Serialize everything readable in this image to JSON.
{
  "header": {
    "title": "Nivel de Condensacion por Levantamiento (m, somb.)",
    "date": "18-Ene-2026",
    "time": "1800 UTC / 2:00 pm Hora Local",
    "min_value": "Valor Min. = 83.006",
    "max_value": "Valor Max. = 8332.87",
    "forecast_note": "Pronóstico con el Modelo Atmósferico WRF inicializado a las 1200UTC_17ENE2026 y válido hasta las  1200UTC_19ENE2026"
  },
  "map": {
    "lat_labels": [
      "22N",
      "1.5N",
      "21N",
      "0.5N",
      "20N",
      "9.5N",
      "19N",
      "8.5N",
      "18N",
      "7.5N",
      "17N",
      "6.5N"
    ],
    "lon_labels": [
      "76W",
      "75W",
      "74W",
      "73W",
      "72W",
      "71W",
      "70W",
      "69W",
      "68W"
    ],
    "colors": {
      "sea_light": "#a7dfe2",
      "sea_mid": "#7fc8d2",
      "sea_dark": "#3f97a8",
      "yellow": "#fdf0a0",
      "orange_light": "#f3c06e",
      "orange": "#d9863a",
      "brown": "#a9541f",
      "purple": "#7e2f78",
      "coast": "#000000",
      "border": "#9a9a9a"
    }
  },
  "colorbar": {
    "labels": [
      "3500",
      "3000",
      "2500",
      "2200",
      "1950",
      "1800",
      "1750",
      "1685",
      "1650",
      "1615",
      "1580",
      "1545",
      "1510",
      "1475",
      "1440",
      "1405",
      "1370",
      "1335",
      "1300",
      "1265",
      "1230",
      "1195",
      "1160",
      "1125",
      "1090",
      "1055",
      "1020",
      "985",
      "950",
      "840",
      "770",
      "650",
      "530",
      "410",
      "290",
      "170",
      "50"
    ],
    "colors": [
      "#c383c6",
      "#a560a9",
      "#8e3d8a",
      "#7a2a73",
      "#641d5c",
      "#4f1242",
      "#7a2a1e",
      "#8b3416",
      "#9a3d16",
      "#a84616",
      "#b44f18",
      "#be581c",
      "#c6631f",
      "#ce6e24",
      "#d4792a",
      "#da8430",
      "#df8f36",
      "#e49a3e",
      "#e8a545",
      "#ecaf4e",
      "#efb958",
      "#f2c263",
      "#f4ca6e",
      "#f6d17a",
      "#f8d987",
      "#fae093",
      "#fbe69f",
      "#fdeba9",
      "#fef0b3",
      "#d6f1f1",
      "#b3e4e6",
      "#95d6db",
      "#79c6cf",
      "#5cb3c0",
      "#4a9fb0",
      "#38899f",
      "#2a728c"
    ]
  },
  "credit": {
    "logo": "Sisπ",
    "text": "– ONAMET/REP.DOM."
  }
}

________

> Task objective:
Reproduce each entry word for word.

> Solution to this exercise:
Serialize everything readable in this image to JSON.
{
  "header": {
    "title": "Nivel de Condensacion por Levantamiento (m, somb.)",
    "date": "18-Ene-2026",
    "time": "1800 UTC / 2:00 pm Hora Local",
    "min_value": "Valor Min. = 83.006",
    "max_value": "Valor Max. = 8332.87",
    "forecast_note": "Pronóstico con el Modelo Atmósferico WRF inicializado a las 1200UTC_17ENE2026 y válido hasta las  1200UTC_19ENE2026"
  },
  "map": {
    "lat_labels": [
      "22N",
      "1.5N",
      "21N",
      "0.5N",
      "20N",
      "9.5N",
      "19N",
      "8.5N",
      "18N",
      "7.5N",
      "17N",
      "6.5N"
    ],
    "lon_labels": [
      "76W",
      "75W",
      "74W",
      "73W",
      "72W",
      "71W",
      "70W",
      "69W",
      "68W"
    ],
    "colors": {
      "sea_light": "#a7dfe2",
      "sea_mid": "#7fc8d2",
      "sea_dark": "#3f97a8",
      "yellow": "#fdf0a0",
      "orange_light": "#f3c06e",
      "orange": "#d9863a",
      "brown": "#a9541f",
      "purple": "#7e2f78",
      "coast": "#000000",
      "border": "#9a9a9a"
    }
  },
  "colorbar": {
    "labels": [
      "3500",
      "3000",
      "2500",
      "2200",
      "1950",
      "1800",
      "1750",
      "1685",
      "1650",
      "1615",
      "1580",
      "1545",
      "1510",
      "1475",
      "1440",
      "1405",
      "1370",
      "1335",
      "1300",
      "1265",
      "1230",
      "1195",
      "1160",
      "1125",
      "1090",
      "1055",
      "1020",
      "985",
      "950",
      "840",
      "770",
      "650",
      "530",
      "410",
      "290",
      "170",
      "50"
    ],
    "colors": [
      "#c383c6",
      "#a560a9",
      "#8e3d8a",
      "#7a2a73",
      "#641d5c",
      "#4f1242",
      "#7a2a1e",
      "#8b3416",
      "#9a3d16",
      "#a84616",
      "#b44f18",
      "#be581c",
      "#c6631f",
      "#ce6e24",
      "#d4792a",
      "#da8430",
      "#df8f36",
      "#e49a3e",
      "#e8a545",
      "#ecaf4e",
      "#efb958",
      "#f2c263",
      "#f4ca6e",
      "#f6d17a",
      "#f8d987",
      "#fae093",
      "#fbe69f",
      "#fdeba9",
      "#fef0b3",
      "#d6f1f1",
      "#b3e4e6",
      "#95d6db",
      "#79c6cf",
      "#5cb3c0",
      "#4a9fb0",
      "#38899f",
      "#2a728c"
    ]
  },
  "credit": {
    "logo": "Sisπ",
    "text": "– ONAMET/REP.DOM."
  }
}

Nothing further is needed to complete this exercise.